SUPPLIED INFORMATION =
__________
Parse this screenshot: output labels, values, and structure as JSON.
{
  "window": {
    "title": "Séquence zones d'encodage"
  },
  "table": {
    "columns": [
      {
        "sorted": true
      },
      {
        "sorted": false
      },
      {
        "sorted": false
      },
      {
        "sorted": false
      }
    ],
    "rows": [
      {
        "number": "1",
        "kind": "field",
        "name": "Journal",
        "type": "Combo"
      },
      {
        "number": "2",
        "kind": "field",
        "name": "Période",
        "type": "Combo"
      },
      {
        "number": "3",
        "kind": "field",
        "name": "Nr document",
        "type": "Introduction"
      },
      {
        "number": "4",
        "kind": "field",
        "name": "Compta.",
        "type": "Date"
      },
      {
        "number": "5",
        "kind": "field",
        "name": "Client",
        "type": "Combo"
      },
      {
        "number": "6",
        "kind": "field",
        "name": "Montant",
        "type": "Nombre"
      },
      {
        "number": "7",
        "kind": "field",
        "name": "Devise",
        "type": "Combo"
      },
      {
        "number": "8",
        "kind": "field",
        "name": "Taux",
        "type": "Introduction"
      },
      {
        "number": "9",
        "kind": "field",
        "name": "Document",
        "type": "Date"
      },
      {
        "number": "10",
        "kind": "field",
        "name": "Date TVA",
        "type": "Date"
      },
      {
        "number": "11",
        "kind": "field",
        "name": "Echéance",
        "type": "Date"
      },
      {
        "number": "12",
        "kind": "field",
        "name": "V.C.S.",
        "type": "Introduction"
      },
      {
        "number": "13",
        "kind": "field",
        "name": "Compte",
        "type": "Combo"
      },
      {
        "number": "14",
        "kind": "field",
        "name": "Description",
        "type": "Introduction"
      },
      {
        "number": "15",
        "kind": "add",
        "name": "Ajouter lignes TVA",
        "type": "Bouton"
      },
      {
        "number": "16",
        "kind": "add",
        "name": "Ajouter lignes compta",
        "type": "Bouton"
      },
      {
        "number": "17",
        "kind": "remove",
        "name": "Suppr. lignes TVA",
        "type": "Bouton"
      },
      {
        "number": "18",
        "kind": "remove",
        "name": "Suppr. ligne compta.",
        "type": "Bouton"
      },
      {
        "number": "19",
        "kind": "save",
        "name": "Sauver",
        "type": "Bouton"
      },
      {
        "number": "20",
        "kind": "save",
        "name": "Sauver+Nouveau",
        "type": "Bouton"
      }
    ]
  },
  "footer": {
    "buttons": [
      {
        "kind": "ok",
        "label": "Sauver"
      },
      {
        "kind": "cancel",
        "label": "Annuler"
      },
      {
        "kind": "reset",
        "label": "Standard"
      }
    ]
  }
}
__________
Retype all of the entries precisely as they are.

EXERCISE RESPONSE =
Parse this screenshot: output labels, values, and structure as JSON.
{
  "window": {
    "title": "Séquence zones d'encodage"
  },
  "table": {
    "columns": [
      {
        "sorted": true
      },
      {
        "sorted": false
      },
      {
        "sorted": false
      },
      {
        "sorted": false
      }
    ],
    "rows": [
      {
        "number": "1",
        "kind": "field",
        "name": "Journal",
        "type": "Combo"
      },
      {
        "number": "2",
        "kind": "field",
        "name": "Période",
        "type": "Combo"
      },
      {
        "number": "3",
        "kind": "field",
        "name": "Nr document",
        "type": "Introduction"
      },
      {
        "number": "4",
        "kind": "field",
        "name": "Compta.",
        "type": "Date"
      },
      {
        "number": "5",
        "kind": "field",
        "name": "Client",
        "type": "Combo"
      },
      {
        "number": "6",
        "kind": "field",
        "name": "Montant",
        "type": "Nombre"
      },
      {
        "number": "7",
        "kind": "field",
        "name": "Devise",
        "type": "Combo"
      },
      {
        "number": "8",
        "kind": "field",
        "name": "Taux",
        "type": "Introduction"
      },
      {
        "number": "9",
        "kind": "field",
        "name": "Document",
        "type": "Date"
      },
      {
        "number": "10",
        "kind": "field",
        "name": "Date TVA",
        "type": "Date"
      },
      {
        "number": "11",
        "kind": "field",
        "name": "Echéance",
        "type": "Date"
      },
      {
        "number": "12",
        "kind": "field",
        "name": "V.C.S.",
        "type": "Introduction"
      },
      {
        "number": "13",
        "kind": "field",
        "name": "Compte",
        "type": "Combo"
      },
      {
        "number": "14",
        "kind": "field",
        "name": "Description",
        "type": "Introduction"
      },
      {
        "number": "15",
        "kind": "add",
        "name": "Ajouter lignes TVA",
        "type": "Bouton"
      },
      {
        "number": "16",
        "kind": "add",
        "name": "Ajouter lignes compta",
        "type": "Bouton"
      },
      {
        "number": "17",
        "kind": "remove",
        "name": "Suppr. lignes TVA",
        "type": "Bouton"
      },
      {
        "number": "18",
        "kind": "remove",
        "name": "Suppr. ligne compta.",
        "type": "Bouton"
      },
      {
        "number": "19",
        "kind": "save",
        "name": "Sauver",
        "type": "Bouton"
      },
      {
        "number": "20",
        "kind": "save",
        "name": "Sauver+Nouveau",
        "type": "Bouton"
      }
    ]
  },
  "footer": {
    "buttons": [
      {
        "kind": "ok",
        "label": "Sauver"
      },
      {
        "kind": "cancel",
        "label": "Annuler"
      },
      {
        "kind": "reset",
        "label": "Standard"
      }
    ]
  }
}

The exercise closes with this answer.